### Problem statement:
Write out each line from the data below that includes the word "Description".

[Data items]
+ + + +
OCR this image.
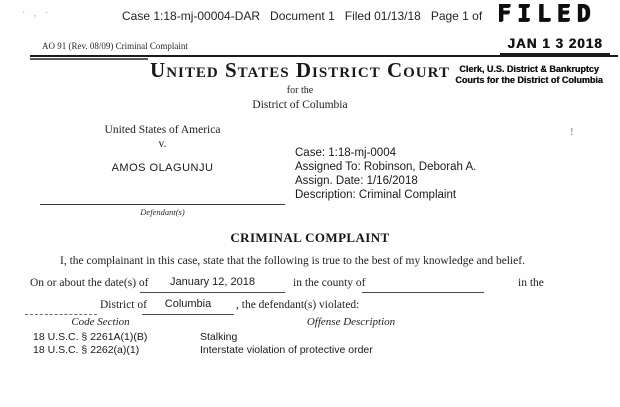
· , ·	Case 1:18-mj-00004-DAR   Document 1   Filed 01/13/18   Page 1 of FILED
JAN 1 3 2018
AO 91 (Rev. 08/09) Criminal Complaint
United States District Court	Clerk, U.S. District & Bankruptcy
Courts for the District of Columbia
for the
District of Columbia
United States of America
v.
AMOS OLAGUNJU
Case: 1:18-mj-0004
Assigned To: Robinson, Deborah A.
Assign. Date: 1/16/2018
Description: Criminal Complaint
!
Defendant(s)
CRIMINAL COMPLAINT
I, the complainant in this case, state that the following is true to the best of my knowledge and belief.
On or about the date(s) of	January 12, 2018	in the county of	in the
District of	Columbia	, the defendant(s) violated:
Code Section	Offense Description
18 U.S.C. § 2261A(1)(B)	Stalking
18 U.S.C. § 2262(a)(1)	Interstate violation of protective order
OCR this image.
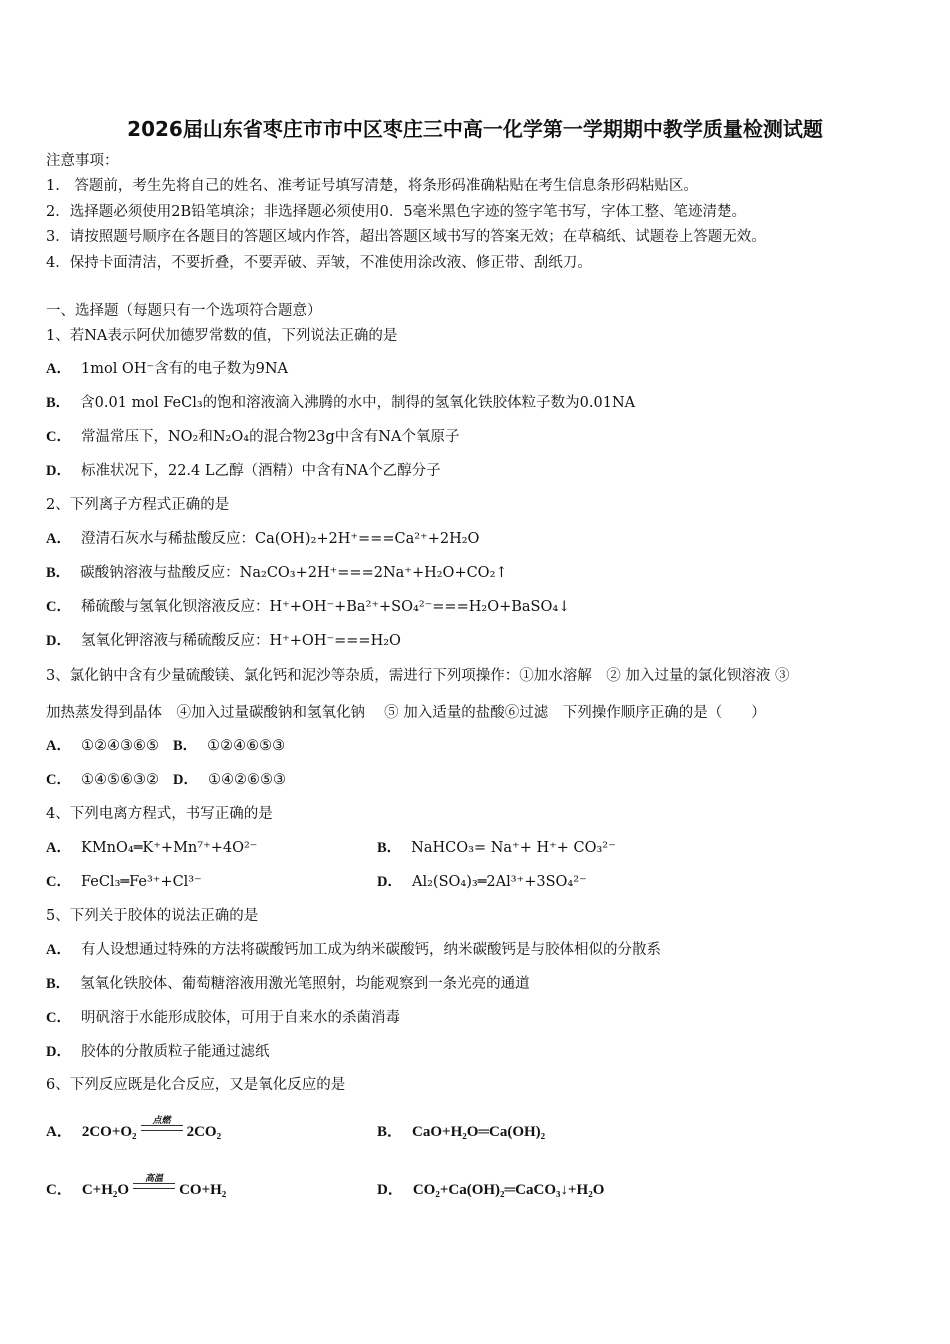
2026届山东省枣庄市市中区枣庄三中高一化学第一学期期中教学质量检测试题
注意事项：
1.　答题前，考生先将自己的姓名、准考证号填写清楚，将条形码准确粘贴在考生信息条形码粘贴区。
2．选择题必须使用2B铅笔填涂；非选择题必须使用0．5毫米黑色字迹的签字笔书写，字体工整、笔迹清楚。
3．请按照题号顺序在各题目的答题区域内作答，超出答题区域书写的答案无效；在草稿纸、试题卷上答题无效。
4．保持卡面清洁，不要折叠，不要弄破、弄皱，不准使用涂改液、修正带、刮纸刀。
一、选择题（每题只有一个选项符合题意）
1、若NA表示阿伏加德罗常数的值，下列说法正确的是
A． 1mol OH⁻含有的电子数为9NA
B． 含0.01 mol FeCl₃的饱和溶液滴入沸腾的水中，制得的氢氧化铁胶体粒子数为0.01NA
C． 常温常压下，NO₂和N₂O₄的混合物23g中含有NA个氧原子
D． 标准状况下，22.4 L乙醇（酒精）中含有NA个乙醇分子
2、下列离子方程式正确的是
A． 澄清石灰水与稀盐酸反应：Ca(OH)₂+2H⁺===Ca²⁺+2H₂O
B． 碳酸钠溶液与盐酸反应：Na₂CO₃+2H⁺===2Na⁺+H₂O+CO₂↑
C． 稀硫酸与氢氧化钡溶液反应：H⁺+OH⁻+Ba²⁺+SO₄²⁻===H₂O+BaSO₄↓
D． 氢氧化钾溶液与稀硫酸反应：H⁺+OH⁻===H₂O
3、氯化钠中含有少量硫酸镁、氯化钙和泥沙等杂质，需进行下列项操作：①加水溶解　② 加入过量的氯化钡溶液 ③
加热蒸发得到晶体　④加入过量碳酸钠和氢氧化钠　 ⑤ 加入适量的盐酸⑥过滤　下列操作顺序正确的是（　　）
A． ①②④③⑥⑤ B． ①②④⑥⑤③
C． ①④⑤⑥③② D． ①④②⑥⑤③
4、下列电离方程式，书写正确的是
A． KMnO₄═K⁺+Mn⁷⁺+4O²⁻	B． NaHCO₃= Na⁺+ H⁺+ CO₃²⁻
C． FeCl₃═Fe³⁺+Cl³⁻	D． Al₂(SO₄)₃═2Al³⁺+3SO₄²⁻
5、下列关于胶体的说法正确的是
A． 有人设想通过特殊的方法将碳酸钙加工成为纳米碳酸钙，纳米碳酸钙是与胶体相似的分散系
B． 氢氧化铁胶体、葡萄糖溶液用激光笔照射，均能观察到一条光亮的通道
C． 明矾溶于水能形成胶体，可用于自来水的杀菌消毒
D． 胶体的分散质粒子能通过滤纸
6、下列反应既是化合反应，又是氧化反应的是
A． 2CO+O₂
点燃
2CO₂	B． CaO+H₂O═Ca(OH)₂
C． C+H₂O
高温
CO+H₂	D． CO₂+Ca(OH)₂═CaCO₃↓+H₂O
+ + + +
### Task result:
Description: Criminal Complaint
Code Section	Offense Description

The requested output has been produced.